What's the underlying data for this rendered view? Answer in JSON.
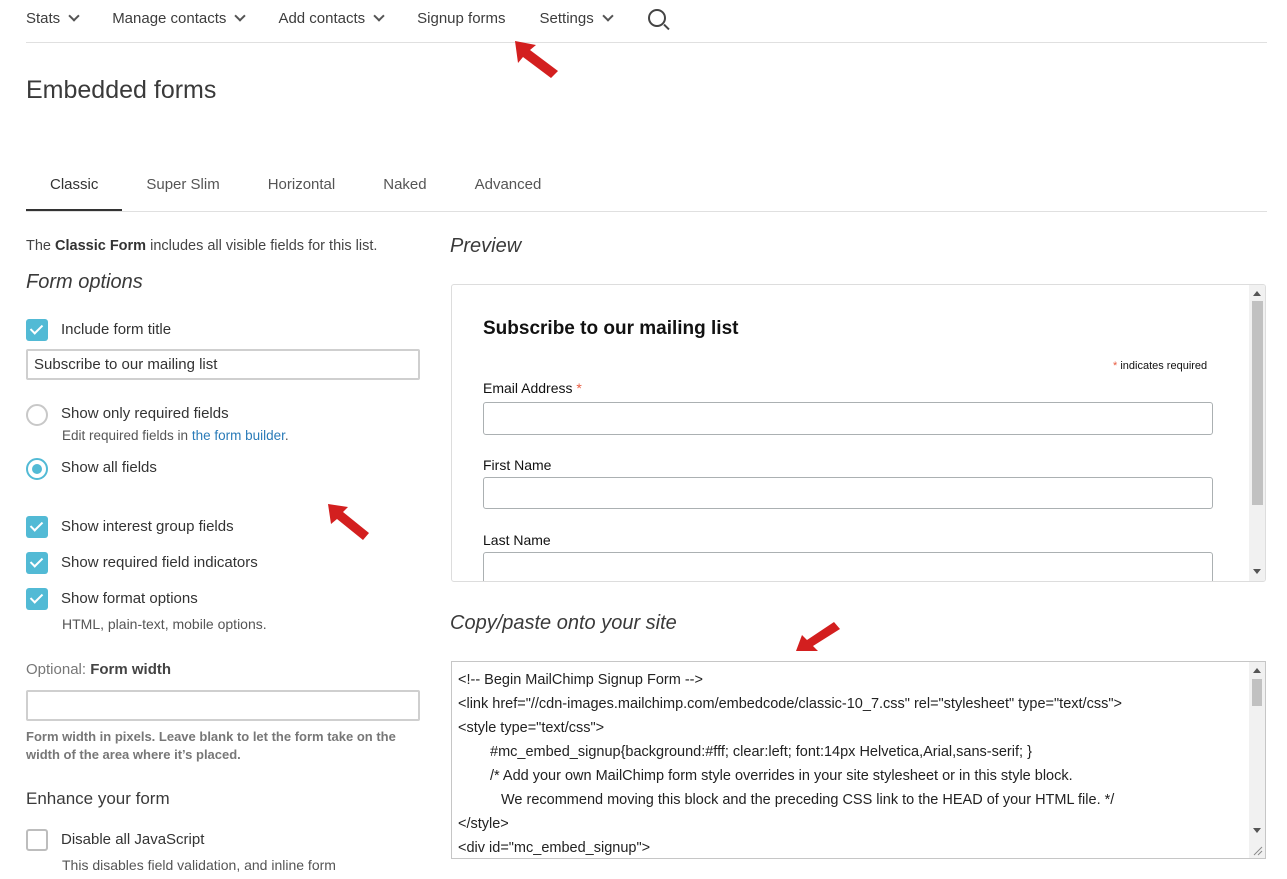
{
  "nav": {
    "items": [
      {
        "label": "Stats",
        "dropdown": true
      },
      {
        "label": "Manage contacts",
        "dropdown": true
      },
      {
        "label": "Add contacts",
        "dropdown": true
      },
      {
        "label": "Signup forms",
        "dropdown": false
      },
      {
        "label": "Settings",
        "dropdown": true
      }
    ],
    "search_icon": "search-icon"
  },
  "page": {
    "title": "Embedded forms"
  },
  "tabs": [
    {
      "label": "Classic",
      "active": true
    },
    {
      "label": "Super Slim",
      "active": false
    },
    {
      "label": "Horizontal",
      "active": false
    },
    {
      "label": "Naked",
      "active": false
    },
    {
      "label": "Advanced",
      "active": false
    }
  ],
  "left": {
    "intro_prefix": "The ",
    "intro_bold": "Classic Form",
    "intro_suffix": " includes all visible fields for this list.",
    "form_options_heading": "Form options",
    "include_title": {
      "label": "Include form title",
      "checked": true
    },
    "title_input_value": "Subscribe to our mailing list",
    "radio_required": {
      "label": "Show only required fields",
      "selected": false
    },
    "radio_required_sub_prefix": "Edit required fields in ",
    "radio_required_sub_link": "the form builder",
    "radio_required_sub_suffix": ".",
    "radio_all": {
      "label": "Show all fields",
      "selected": true
    },
    "interest_groups": {
      "label": "Show interest group fields",
      "checked": true
    },
    "required_indicators": {
      "label": "Show required field indicators",
      "checked": true
    },
    "format_options": {
      "label": "Show format options",
      "checked": true
    },
    "format_options_sub": "HTML, plain-text, mobile options.",
    "width_label_prefix": "Optional: ",
    "width_label_bold": "Form width",
    "width_value": "",
    "width_help": "Form width in pixels. Leave blank to let the form take on the width of the area where it’s placed.",
    "enhance_heading": "Enhance your form",
    "disable_js": {
      "label": "Disable all JavaScript",
      "checked": false
    },
    "disable_js_sub": "This disables field validation, and inline form"
  },
  "preview": {
    "heading": "Preview",
    "form_title": "Subscribe to our mailing list",
    "required_note_star": "*",
    "required_note": " indicates required",
    "fields": [
      {
        "label": "Email Address",
        "required": true,
        "star": "*"
      },
      {
        "label": "First Name",
        "required": false
      },
      {
        "label": "Last Name",
        "required": false
      }
    ]
  },
  "code": {
    "heading": "Copy/paste onto your site",
    "lines": [
      "<!-- Begin MailChimp Signup Form -->",
      "<link href=\"//cdn-images.mailchimp.com/embedcode/classic-10_7.css\" rel=\"stylesheet\" type=\"text/css\">",
      "<style type=\"text/css\">",
      "#mc_embed_signup{background:#fff; clear:left; font:14px Helvetica,Arial,sans-serif; }",
      "/* Add your own MailChimp form style overrides in your site stylesheet or in this style block.",
      "We recommend moving this block and the preceding CSS link to the HEAD of your HTML file. */",
      "</style>",
      "<div id=\"mc_embed_signup\">"
    ]
  },
  "colors": {
    "accent": "#52bad5",
    "annotation_arrow": "#d31f1f",
    "link": "#2a7bb8",
    "required_star": "#e85c41"
  }
}
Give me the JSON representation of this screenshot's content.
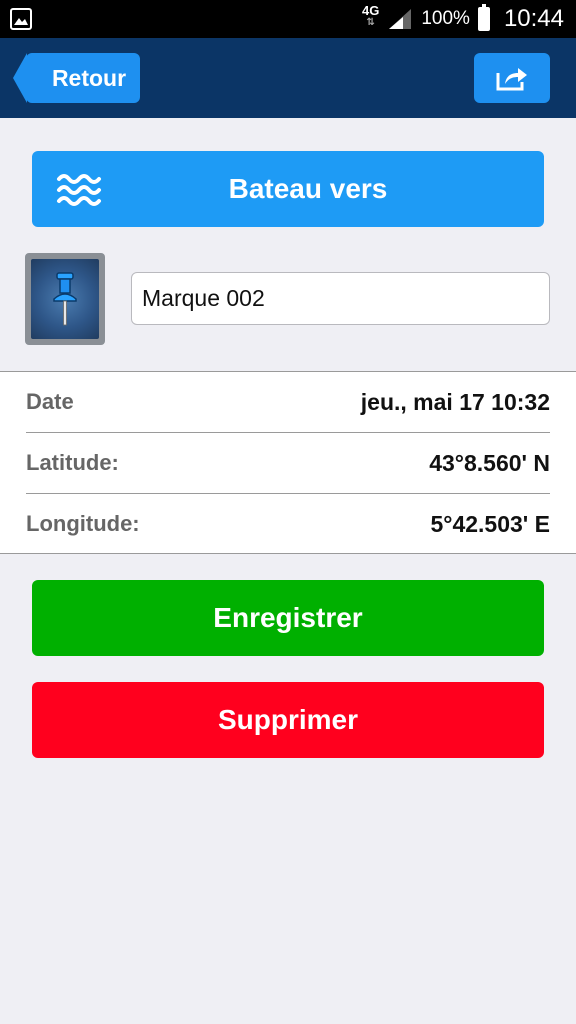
{
  "status_bar": {
    "network": "4G",
    "battery": "100%",
    "time": "10:44",
    "icons": [
      "gallery-icon",
      "signal-icon",
      "battery-icon"
    ]
  },
  "nav": {
    "back_label": "Retour",
    "share_icon": "share-icon"
  },
  "boat_to": {
    "label": "Bateau vers",
    "icon": "waves-icon"
  },
  "mark": {
    "icon": "pushpin-icon",
    "name_value": "Marque 002"
  },
  "info": [
    {
      "label": "Date",
      "value": "jeu., mai 17 10:32"
    },
    {
      "label": "Latitude:",
      "value": "43°8.560' N"
    },
    {
      "label": "Longitude:",
      "value": "5°42.503' E"
    }
  ],
  "actions": {
    "save_label": "Enregistrer",
    "delete_label": "Supprimer"
  },
  "colors": {
    "navbar": "#0b3566",
    "accent_blue": "#1e9bf5",
    "save_green": "#00b000",
    "delete_red": "#ff001e"
  }
}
——
Copy out only the lines beginning at the line with "Give me the" and ending at the last line of the entries. Keep them exact; drop pictures.

Give me the JSON representation of this screenshot's content.
{
  "status_bar": {
    "network": "4G",
    "battery": "100%",
    "time": "10:44",
    "icons": [
      "gallery-icon",
      "signal-icon",
      "battery-icon"
    ]
  },
  "nav": {
    "back_label": "Retour",
    "share_icon": "share-icon"
  },
  "boat_to": {
    "label": "Bateau vers",
    "icon": "waves-icon"
  },
  "mark": {
    "icon": "pushpin-icon",
    "name_value": "Marque 002"
  },
  "info": [
    {
      "label": "Date",
      "value": "jeu., mai 17 10:32"
    },
    {
      "label": "Latitude:",
      "value": "43°8.560' N"
    },
    {
      "label": "Longitude:",
      "value": "5°42.503' E"
    }
  ],
  "actions": {
    "save_label": "Enregistrer",
    "delete_label": "Supprimer"
  },
  "colors": {
    "navbar": "#0b3566",
    "accent_blue": "#1e9bf5",
    "save_green": "#00b000",
    "delete_red": "#ff001e"
  }
}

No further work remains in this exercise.